バルネ・ウィランのアルバム「FRENCH STORY」を紹介する文章を、最後の文の後から書き進めてください。

====== 読解文

2005年4月10日(日)
#267 バルネ・ウィラン「FRENCH STORY」(Alfa ALCR-7)
いまは亡きフランス人サックス奏者バルネ・ウィラン、1990年のアルバム。オランダ録音。
バルネといえば、50年代にマイルス・デイヴィスやアート・ブレイキーらアメリカのトップジャズメンと共演、はたちそこそこで一躍時代の寵児となった男。
70年代には音楽活動をほとんど休止していたが、80年代に主流派ジャズの人気復活とともにカムバック。
以来、96年に59歳の若さで亡くなるまで、第二の黄金時代ともいうべき活躍を見せている。
筆者も、日本のレーベル「アルファ」制作によるこの一枚がきっかけで、彼の音楽に興味を持つようになり、しばらくは新作が出る度にチェックしていた記憶がある。
ステージも、一度だけ観に行ったことがある。バブルまだまだ華やかなりし頃(91年くらいか)、東京にもいくつか本場のジャズマンが出演する、ゴージャスなジャズクラブが出来たが、そのひとつ、原宿の「キーストン・コーナー」に彼が出演したのである。

============
====== 資料

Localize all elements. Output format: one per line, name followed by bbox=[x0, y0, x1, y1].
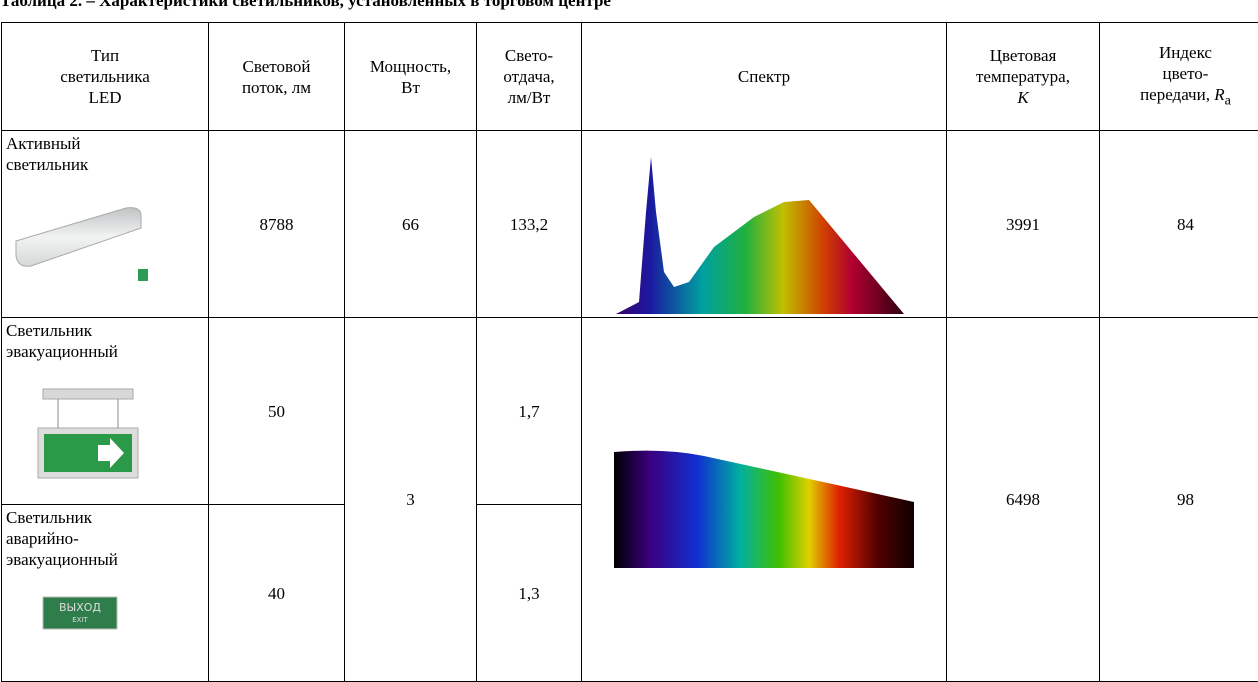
name-cell: Активный светильник bbox=[2, 131, 209, 318]
cell: 1,3 bbox=[477, 505, 582, 682]
caption: Таблица 2. – Характеристики светильников… bbox=[0, 0, 611, 11]
cell: 3991 bbox=[947, 131, 1100, 318]
cell: 40 bbox=[209, 505, 345, 682]
header-cell: Спектр bbox=[582, 23, 947, 131]
luminaire-table: Тип светильника LED Световой поток, лм М… bbox=[1, 22, 1258, 682]
cell: 50 bbox=[209, 318, 345, 505]
exit-box-icon: ВЫХОД EXIT bbox=[41, 591, 121, 631]
subscript: a bbox=[1225, 92, 1231, 108]
row: Активный светильник 8788 66 133,2 3991 8… bbox=[2, 131, 1258, 318]
header-text: Индекс цвето- передачи, bbox=[1140, 43, 1212, 104]
spectrum-image bbox=[614, 152, 914, 317]
header-cell: Световой поток, лм bbox=[209, 23, 345, 131]
cell: 8788 bbox=[209, 131, 345, 318]
cell: 6498 bbox=[947, 318, 1100, 682]
header-cell: Мощность, Вт bbox=[345, 23, 477, 131]
spectrum-cell bbox=[582, 318, 947, 682]
cell: 1,7 bbox=[477, 318, 582, 505]
header-cell: Индекс цвето- передачи, Ra bbox=[1100, 23, 1258, 131]
name: Светильник аварийно- эвакуационный bbox=[6, 507, 204, 570]
spectrum-image bbox=[614, 450, 914, 570]
cell: 98 bbox=[1100, 318, 1258, 682]
symbol: К bbox=[1017, 88, 1028, 107]
row: Светильник эвакуационный 50 3 1,7 6498 9… bbox=[2, 318, 1258, 505]
spectrum-cell bbox=[582, 131, 947, 318]
name: Светильник эвакуационный bbox=[6, 320, 204, 362]
cell: 84 bbox=[1100, 131, 1258, 318]
name: Активный светильник bbox=[6, 133, 204, 175]
header-text: Цветовая температура, bbox=[976, 46, 1070, 86]
header-cell: Тип светильника LED bbox=[2, 23, 209, 131]
header-cell: Свето- отдача, лм/Вт bbox=[477, 23, 582, 131]
name-cell: Светильник аварийно- эвакуационный ВЫХОД… bbox=[2, 505, 209, 682]
cell: 66 bbox=[345, 131, 477, 318]
page: Таблица 2. – Характеристики светильников… bbox=[0, 0, 1258, 668]
icon-text: EXIT bbox=[72, 616, 88, 624]
icon-text: ВЫХОД bbox=[59, 601, 101, 614]
header-cell: Цветовая температура, К bbox=[947, 23, 1100, 131]
header-row: Тип светильника LED Световой поток, лм М… bbox=[2, 23, 1258, 131]
exit-sign-icon bbox=[28, 383, 148, 483]
cell: 3 bbox=[345, 318, 477, 682]
symbol: R bbox=[1214, 85, 1224, 104]
lamp-icon bbox=[6, 196, 156, 286]
cell: 133,2 bbox=[477, 131, 582, 318]
name-cell: Светильник эвакуационный bbox=[2, 318, 209, 505]
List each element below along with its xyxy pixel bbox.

============

演習結果:
MCの紹介とともに、バルネがステージにおもむろに登場した時、筆者は思わず心の中で、こう叫んだものだ。
「ものすごく雰囲気がある人だな。まるで俳優のようだ」
20代の頃のバルネは背ばかり高く、ガリガリに痩せていて、なんだか食い詰めた大学の助手みたいだった。存在感などまるでなかった。
しかし中年となり、適当に押し出しもよくなって来たこともあり、しぶとさ、したたかさを感じさせるような容姿になっていた。若い頃より、断然魅力的になったのである。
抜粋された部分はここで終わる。